EXERCISE MATERIALS.

● ● ●

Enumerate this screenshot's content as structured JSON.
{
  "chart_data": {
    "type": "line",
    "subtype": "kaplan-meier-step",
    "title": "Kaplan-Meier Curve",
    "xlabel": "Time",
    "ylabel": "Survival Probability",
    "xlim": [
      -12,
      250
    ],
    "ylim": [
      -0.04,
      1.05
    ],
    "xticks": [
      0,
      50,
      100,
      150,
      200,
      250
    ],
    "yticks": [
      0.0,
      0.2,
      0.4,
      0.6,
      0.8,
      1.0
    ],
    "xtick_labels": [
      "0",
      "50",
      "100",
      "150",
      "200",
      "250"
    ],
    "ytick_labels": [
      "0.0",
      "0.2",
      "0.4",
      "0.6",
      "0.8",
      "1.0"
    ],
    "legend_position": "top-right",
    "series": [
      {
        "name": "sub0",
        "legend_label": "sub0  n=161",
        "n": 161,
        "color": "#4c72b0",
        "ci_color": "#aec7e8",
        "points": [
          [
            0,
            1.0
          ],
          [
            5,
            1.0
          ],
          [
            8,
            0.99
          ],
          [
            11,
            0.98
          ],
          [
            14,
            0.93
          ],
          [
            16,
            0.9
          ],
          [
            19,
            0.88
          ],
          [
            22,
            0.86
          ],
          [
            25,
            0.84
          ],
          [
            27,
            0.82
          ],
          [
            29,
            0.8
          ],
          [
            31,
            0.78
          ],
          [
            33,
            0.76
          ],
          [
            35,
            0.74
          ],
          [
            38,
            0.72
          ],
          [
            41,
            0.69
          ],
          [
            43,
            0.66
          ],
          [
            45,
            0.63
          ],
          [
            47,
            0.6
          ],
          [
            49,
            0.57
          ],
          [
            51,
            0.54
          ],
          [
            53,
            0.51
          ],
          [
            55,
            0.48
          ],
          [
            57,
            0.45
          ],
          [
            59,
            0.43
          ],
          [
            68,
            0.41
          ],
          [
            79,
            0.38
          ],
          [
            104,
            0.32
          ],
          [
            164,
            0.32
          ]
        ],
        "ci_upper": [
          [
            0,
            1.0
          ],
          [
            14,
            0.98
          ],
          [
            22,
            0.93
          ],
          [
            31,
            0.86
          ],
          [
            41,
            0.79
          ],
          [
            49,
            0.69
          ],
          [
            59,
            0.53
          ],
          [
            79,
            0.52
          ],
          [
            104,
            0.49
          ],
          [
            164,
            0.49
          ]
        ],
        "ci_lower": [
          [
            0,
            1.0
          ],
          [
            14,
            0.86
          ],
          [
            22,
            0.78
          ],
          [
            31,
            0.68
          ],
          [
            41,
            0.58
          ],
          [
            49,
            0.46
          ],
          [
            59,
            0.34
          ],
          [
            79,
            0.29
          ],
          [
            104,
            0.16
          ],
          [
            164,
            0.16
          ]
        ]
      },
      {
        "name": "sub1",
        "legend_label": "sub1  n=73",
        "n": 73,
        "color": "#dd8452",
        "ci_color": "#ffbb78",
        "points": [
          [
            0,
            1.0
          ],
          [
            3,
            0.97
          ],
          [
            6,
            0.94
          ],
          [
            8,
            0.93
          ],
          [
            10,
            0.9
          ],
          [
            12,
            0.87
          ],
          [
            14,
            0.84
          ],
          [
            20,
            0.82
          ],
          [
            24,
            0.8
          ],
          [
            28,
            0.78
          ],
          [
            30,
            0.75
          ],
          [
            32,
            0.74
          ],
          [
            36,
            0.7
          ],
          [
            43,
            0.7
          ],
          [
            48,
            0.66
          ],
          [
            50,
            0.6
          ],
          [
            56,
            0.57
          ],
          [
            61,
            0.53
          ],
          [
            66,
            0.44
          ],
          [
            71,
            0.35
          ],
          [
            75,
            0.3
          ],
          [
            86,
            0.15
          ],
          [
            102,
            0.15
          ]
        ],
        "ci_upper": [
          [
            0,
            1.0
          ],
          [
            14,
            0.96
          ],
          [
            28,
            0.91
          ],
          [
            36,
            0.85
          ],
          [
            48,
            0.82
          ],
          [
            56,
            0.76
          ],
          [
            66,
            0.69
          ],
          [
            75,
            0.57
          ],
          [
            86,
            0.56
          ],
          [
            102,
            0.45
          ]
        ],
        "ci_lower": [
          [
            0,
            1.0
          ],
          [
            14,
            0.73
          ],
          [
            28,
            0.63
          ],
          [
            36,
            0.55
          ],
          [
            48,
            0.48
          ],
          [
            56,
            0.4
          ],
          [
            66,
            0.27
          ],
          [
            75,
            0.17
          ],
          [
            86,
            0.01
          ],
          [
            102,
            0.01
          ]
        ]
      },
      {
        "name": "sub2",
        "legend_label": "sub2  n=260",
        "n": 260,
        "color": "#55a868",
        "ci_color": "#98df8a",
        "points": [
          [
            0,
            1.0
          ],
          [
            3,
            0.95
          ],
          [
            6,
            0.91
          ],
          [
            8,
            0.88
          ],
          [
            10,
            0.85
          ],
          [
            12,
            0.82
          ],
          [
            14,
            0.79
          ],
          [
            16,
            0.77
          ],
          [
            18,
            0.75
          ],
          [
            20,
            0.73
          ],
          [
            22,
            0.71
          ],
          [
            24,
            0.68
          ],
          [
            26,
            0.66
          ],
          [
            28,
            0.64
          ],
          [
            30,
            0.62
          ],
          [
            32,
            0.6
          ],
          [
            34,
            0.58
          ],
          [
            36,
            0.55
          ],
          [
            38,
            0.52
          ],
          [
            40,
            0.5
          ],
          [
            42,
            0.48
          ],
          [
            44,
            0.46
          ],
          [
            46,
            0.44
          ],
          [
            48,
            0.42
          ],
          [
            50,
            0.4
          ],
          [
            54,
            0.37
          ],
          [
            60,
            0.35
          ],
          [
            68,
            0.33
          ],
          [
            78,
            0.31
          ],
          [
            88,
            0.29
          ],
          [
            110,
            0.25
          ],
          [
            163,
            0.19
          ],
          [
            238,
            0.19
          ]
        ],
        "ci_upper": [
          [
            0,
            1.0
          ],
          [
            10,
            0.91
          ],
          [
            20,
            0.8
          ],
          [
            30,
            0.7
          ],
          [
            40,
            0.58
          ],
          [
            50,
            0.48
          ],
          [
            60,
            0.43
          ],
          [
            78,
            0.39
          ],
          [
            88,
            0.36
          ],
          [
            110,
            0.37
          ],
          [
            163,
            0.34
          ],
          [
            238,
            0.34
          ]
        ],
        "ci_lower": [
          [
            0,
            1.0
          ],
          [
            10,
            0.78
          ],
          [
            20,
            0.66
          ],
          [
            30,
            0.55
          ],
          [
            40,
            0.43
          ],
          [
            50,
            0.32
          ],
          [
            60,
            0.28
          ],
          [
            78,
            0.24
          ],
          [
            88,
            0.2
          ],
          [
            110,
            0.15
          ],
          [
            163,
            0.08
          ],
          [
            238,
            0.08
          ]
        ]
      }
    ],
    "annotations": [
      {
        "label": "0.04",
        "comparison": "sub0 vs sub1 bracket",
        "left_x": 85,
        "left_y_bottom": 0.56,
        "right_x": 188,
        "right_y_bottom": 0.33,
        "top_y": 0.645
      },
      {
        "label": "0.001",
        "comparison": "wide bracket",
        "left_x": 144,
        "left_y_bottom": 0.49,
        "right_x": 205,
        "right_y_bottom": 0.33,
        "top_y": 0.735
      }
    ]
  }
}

● ● ●

DIRECTIONS FOR THIS TASK. Locate all lines in the listing above with the word "bracket" and copy them.

COMPLETE OUTPUT.
        "comparison": "sub0 vs sub1 bracket",
        "comparison": "wide bracket",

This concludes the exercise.